## PROBLEM DESCRIPTION
For the data below, work out how many lines contain the word "marker" and supply only that number.

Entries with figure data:

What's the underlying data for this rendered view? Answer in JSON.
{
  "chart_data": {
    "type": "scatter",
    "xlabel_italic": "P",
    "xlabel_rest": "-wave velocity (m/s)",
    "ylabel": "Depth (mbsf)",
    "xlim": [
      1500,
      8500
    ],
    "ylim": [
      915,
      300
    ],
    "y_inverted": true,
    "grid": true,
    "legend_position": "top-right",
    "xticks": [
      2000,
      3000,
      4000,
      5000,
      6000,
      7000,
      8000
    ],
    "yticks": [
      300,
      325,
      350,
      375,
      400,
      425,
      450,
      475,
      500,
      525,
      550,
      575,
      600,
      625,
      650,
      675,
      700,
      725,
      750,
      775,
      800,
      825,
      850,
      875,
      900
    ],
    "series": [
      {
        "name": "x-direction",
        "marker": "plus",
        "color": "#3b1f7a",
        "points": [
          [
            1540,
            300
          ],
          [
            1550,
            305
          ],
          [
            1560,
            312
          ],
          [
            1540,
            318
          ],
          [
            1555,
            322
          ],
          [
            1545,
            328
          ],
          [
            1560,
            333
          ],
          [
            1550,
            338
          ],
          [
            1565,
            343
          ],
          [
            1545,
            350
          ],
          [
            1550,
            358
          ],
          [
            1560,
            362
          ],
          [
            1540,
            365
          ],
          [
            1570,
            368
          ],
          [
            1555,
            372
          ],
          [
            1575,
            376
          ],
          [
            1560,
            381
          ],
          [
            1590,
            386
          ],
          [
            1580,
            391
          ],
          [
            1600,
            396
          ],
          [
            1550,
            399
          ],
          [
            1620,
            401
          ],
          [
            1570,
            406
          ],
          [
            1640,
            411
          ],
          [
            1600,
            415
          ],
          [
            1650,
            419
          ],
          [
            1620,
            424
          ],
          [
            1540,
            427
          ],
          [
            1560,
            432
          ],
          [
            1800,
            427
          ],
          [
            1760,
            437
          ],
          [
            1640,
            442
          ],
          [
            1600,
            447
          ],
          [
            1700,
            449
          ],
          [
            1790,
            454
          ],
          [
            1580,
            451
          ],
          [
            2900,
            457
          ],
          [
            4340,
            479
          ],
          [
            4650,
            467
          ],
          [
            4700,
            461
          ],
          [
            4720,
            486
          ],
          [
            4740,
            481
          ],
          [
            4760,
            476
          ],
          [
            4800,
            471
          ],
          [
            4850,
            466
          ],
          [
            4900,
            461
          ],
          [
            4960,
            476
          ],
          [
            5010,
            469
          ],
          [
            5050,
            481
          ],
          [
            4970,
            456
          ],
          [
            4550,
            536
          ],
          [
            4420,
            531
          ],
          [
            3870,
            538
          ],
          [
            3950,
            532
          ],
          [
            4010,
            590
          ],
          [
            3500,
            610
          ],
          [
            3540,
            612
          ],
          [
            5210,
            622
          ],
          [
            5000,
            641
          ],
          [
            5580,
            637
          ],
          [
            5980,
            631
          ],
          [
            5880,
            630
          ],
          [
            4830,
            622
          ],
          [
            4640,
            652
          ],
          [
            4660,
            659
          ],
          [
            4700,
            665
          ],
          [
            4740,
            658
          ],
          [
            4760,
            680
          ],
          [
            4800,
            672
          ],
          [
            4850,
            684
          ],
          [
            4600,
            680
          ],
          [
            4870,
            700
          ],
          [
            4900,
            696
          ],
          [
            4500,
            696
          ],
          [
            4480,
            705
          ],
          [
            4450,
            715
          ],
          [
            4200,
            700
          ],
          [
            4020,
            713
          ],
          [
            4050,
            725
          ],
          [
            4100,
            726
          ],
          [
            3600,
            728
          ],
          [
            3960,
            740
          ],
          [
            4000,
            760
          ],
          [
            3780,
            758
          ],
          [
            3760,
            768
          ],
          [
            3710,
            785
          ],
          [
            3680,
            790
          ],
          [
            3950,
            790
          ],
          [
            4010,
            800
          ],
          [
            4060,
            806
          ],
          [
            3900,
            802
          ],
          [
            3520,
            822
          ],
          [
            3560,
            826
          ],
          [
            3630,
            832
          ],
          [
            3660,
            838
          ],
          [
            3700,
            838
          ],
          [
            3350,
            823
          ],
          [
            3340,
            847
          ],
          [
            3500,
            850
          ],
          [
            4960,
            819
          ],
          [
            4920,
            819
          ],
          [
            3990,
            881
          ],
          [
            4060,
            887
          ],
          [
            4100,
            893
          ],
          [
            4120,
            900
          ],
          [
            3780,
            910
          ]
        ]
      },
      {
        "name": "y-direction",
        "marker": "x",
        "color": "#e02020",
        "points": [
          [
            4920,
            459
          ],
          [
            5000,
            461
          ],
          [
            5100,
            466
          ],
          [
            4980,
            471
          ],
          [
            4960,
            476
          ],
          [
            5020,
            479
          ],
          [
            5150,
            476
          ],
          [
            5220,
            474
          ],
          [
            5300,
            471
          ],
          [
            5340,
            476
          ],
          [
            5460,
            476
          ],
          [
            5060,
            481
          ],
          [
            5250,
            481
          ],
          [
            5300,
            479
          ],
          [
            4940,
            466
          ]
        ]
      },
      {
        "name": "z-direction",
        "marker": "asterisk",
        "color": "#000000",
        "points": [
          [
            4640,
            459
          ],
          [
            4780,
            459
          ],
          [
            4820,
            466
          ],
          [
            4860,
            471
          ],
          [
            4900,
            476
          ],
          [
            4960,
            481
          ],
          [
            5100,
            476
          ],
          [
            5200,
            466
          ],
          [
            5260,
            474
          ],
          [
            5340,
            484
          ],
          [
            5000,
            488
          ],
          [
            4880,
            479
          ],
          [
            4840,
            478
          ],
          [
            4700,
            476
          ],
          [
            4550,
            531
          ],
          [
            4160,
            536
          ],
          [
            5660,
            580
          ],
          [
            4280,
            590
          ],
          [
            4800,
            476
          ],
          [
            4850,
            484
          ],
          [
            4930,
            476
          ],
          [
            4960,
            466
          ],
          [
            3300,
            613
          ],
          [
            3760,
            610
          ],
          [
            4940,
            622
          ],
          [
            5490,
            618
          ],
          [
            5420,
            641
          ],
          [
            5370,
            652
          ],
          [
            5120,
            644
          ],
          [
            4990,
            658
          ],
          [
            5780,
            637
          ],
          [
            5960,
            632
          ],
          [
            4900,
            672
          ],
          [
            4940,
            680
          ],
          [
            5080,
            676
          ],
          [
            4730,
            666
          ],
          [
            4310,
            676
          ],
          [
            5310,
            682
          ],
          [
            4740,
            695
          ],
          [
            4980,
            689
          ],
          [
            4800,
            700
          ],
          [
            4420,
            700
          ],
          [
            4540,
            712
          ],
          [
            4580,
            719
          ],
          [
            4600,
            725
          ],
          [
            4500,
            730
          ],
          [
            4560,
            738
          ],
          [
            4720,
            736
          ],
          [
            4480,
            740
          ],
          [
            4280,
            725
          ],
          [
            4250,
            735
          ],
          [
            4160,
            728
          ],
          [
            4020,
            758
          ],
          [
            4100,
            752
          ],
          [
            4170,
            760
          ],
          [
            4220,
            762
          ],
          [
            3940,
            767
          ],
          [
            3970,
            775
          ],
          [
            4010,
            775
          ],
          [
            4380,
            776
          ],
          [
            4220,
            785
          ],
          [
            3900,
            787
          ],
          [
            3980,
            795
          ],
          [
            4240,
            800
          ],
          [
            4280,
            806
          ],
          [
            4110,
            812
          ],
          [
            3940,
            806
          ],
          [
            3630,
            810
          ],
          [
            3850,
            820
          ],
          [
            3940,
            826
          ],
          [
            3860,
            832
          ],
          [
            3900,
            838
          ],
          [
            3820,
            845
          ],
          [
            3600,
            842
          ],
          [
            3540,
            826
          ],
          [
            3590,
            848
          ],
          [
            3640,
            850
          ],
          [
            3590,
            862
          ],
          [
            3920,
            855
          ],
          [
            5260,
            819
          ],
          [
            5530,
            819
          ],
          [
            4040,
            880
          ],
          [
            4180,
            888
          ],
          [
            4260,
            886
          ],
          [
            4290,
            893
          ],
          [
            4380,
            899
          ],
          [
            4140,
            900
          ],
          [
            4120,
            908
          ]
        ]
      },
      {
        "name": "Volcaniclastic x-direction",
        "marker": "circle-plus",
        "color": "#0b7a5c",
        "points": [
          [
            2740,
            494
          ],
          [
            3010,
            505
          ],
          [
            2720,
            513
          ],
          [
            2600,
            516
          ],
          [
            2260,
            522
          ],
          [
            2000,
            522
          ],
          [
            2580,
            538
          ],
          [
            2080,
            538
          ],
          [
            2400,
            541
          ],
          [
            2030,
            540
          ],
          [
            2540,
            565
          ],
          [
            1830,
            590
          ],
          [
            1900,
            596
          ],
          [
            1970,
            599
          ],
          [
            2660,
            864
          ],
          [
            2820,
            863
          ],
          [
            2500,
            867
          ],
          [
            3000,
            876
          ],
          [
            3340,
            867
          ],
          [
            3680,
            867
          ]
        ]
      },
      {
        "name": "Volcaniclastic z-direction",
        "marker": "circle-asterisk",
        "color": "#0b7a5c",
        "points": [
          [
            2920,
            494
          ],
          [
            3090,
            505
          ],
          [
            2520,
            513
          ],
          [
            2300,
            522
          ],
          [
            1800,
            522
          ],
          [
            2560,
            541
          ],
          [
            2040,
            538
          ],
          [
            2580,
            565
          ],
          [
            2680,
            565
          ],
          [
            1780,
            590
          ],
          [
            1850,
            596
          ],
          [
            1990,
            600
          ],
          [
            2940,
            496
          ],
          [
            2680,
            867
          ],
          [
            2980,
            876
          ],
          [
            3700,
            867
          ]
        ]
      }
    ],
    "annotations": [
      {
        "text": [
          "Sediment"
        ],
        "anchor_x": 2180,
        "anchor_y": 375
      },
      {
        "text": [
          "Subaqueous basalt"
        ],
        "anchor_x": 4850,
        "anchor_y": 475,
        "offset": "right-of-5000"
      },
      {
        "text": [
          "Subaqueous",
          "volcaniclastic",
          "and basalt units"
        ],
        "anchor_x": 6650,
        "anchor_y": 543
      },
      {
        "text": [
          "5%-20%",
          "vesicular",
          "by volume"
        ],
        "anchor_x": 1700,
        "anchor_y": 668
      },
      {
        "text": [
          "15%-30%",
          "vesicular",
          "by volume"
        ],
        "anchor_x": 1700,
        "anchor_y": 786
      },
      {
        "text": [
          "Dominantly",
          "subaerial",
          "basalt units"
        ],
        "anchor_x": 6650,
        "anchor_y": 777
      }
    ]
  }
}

## THE REPLY
5